__Dataset items__
-- start --

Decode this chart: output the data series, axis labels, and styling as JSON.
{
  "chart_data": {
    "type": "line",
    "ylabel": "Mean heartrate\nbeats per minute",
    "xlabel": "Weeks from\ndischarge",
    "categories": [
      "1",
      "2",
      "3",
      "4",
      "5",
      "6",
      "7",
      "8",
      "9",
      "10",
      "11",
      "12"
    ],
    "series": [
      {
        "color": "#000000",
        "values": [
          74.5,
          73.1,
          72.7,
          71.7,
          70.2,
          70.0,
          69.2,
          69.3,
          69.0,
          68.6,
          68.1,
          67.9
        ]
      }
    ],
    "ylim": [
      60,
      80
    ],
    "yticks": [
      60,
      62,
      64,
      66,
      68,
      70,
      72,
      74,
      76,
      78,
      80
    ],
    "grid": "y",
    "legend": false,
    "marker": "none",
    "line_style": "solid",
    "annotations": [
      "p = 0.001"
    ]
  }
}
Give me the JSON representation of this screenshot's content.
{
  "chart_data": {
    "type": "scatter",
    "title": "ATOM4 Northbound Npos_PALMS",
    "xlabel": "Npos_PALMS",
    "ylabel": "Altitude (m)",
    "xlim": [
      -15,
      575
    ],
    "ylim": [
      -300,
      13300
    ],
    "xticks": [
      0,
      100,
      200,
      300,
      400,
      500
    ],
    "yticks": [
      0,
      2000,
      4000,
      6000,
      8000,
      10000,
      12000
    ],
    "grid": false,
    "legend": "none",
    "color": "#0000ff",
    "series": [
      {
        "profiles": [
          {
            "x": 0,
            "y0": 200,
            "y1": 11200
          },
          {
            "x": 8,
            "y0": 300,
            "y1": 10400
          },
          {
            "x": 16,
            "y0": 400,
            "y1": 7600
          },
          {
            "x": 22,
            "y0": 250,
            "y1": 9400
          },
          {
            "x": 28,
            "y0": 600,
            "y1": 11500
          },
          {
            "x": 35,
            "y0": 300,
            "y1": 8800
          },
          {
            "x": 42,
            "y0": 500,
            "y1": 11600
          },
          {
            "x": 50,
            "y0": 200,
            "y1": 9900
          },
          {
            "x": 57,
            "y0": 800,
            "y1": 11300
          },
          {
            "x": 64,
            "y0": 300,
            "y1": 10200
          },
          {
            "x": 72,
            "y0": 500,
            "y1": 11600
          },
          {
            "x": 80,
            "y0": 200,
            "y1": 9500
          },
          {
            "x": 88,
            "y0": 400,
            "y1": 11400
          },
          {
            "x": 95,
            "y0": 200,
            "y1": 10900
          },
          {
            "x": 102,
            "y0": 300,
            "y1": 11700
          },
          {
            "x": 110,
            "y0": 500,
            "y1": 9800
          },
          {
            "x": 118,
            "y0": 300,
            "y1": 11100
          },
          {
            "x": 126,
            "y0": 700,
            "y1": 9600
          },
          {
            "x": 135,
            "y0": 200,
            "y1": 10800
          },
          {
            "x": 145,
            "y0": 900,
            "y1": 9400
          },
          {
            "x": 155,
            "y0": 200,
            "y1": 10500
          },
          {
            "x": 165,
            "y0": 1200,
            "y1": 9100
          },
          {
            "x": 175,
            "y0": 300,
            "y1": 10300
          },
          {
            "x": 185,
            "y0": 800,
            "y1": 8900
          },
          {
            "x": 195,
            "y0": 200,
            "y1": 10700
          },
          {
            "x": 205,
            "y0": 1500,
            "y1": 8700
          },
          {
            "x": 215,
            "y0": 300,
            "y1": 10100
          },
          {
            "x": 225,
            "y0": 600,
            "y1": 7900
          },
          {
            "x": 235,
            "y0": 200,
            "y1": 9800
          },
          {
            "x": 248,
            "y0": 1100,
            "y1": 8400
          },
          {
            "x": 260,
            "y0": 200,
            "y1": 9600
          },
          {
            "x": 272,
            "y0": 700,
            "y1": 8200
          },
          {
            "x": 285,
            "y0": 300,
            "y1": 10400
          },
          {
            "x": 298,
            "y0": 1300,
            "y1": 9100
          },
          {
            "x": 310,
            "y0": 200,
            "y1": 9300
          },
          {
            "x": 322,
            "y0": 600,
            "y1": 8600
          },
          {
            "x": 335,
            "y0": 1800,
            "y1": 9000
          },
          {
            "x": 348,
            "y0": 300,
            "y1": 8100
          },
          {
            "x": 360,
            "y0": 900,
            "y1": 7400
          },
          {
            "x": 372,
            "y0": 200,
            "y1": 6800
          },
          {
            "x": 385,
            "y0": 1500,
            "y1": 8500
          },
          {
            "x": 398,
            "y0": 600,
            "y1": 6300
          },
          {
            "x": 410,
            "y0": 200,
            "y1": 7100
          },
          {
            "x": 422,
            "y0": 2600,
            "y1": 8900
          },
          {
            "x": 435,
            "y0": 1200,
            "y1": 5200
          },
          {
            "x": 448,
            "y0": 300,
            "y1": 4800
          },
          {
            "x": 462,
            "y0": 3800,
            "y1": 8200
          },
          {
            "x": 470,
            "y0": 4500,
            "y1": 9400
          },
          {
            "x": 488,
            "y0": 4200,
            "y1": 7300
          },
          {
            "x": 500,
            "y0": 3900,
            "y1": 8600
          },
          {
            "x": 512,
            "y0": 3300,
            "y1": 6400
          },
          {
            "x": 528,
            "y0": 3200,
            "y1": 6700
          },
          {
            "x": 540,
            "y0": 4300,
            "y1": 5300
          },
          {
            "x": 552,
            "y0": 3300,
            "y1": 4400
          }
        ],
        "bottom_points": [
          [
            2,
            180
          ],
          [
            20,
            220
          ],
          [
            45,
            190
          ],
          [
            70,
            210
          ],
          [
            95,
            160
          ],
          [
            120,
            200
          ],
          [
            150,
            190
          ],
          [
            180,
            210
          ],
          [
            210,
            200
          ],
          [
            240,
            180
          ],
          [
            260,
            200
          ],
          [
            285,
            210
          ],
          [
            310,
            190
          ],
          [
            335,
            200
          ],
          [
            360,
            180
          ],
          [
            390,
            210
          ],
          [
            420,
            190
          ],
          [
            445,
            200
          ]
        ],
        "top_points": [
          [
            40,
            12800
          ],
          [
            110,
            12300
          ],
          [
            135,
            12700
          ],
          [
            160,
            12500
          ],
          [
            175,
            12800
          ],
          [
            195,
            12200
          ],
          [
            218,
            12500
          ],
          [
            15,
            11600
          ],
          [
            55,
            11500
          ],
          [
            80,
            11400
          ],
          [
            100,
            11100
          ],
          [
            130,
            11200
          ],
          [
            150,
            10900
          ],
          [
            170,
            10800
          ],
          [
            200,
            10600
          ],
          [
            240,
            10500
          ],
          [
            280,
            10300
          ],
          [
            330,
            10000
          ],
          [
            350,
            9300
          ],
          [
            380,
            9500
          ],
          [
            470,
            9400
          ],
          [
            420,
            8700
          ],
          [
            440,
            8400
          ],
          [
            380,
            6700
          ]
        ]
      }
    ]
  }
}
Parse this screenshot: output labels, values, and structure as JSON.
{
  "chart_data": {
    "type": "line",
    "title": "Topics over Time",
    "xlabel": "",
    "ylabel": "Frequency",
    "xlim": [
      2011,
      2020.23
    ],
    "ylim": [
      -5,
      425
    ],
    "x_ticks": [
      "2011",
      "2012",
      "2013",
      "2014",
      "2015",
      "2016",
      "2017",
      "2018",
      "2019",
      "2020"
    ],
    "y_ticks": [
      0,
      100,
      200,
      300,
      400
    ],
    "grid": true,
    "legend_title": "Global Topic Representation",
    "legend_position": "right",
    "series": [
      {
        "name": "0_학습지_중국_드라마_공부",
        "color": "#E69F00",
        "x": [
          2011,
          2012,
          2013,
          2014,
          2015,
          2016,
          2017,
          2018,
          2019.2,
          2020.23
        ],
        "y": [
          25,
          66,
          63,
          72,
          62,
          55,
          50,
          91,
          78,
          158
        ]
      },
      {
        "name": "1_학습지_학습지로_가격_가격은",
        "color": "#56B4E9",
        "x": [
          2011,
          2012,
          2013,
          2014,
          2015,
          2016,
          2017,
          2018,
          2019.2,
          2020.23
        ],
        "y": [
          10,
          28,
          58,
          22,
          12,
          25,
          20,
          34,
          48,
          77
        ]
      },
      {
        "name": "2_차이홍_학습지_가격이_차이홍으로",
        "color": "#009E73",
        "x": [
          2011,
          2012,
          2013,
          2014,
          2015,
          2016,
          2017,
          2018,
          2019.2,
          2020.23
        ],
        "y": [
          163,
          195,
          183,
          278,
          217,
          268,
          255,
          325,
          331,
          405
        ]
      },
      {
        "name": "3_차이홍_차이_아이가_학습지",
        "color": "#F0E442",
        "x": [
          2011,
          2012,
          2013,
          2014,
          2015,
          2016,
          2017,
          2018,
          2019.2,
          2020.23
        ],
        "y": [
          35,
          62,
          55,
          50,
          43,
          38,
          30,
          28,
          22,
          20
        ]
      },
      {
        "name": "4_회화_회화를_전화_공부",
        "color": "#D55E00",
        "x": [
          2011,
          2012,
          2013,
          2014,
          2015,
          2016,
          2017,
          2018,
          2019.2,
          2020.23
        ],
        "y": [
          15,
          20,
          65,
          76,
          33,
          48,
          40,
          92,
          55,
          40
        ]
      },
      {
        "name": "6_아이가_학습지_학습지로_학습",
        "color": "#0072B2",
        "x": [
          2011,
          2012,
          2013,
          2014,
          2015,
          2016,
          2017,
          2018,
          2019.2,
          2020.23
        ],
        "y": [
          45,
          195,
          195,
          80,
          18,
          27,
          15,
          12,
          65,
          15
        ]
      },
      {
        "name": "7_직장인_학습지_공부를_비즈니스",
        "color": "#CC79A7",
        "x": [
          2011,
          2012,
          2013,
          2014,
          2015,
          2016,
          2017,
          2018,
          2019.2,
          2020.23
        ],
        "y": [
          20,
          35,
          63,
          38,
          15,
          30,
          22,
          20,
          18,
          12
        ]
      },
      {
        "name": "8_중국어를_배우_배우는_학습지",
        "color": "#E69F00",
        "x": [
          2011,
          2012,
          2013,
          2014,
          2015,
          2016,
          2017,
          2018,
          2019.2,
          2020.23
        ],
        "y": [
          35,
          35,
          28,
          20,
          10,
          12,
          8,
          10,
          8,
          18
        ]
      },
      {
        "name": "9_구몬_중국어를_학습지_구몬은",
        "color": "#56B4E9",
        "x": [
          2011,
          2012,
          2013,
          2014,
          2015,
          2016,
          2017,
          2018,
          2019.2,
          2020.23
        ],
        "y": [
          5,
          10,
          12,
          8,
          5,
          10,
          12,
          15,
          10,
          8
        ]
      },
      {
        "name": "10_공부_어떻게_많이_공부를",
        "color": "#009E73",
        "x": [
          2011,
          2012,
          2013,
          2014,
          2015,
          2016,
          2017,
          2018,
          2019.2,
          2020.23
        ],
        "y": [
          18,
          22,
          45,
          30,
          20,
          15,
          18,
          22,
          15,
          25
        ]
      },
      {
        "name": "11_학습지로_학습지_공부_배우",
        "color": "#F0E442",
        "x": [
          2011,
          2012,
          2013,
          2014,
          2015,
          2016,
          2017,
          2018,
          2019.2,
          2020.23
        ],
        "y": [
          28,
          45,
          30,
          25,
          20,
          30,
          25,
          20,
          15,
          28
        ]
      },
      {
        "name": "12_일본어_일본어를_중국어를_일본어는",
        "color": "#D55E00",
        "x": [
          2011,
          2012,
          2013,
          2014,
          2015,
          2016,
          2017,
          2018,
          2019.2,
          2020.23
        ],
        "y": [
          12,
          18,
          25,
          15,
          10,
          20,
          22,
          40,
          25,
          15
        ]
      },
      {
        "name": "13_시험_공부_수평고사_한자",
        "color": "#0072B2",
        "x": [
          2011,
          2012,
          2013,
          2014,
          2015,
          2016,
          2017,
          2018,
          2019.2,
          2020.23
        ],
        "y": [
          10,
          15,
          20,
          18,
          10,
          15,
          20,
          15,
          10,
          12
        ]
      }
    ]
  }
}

-- end --

__Task details__
Display every line of the listing that contains the string "this".

__Correct answer__
Decode this chart: output the data series, axis labels, and styling as JSON.
Give me the JSON representation of this screenshot's content.
Parse this screenshot: output labels, values, and structure as JSON.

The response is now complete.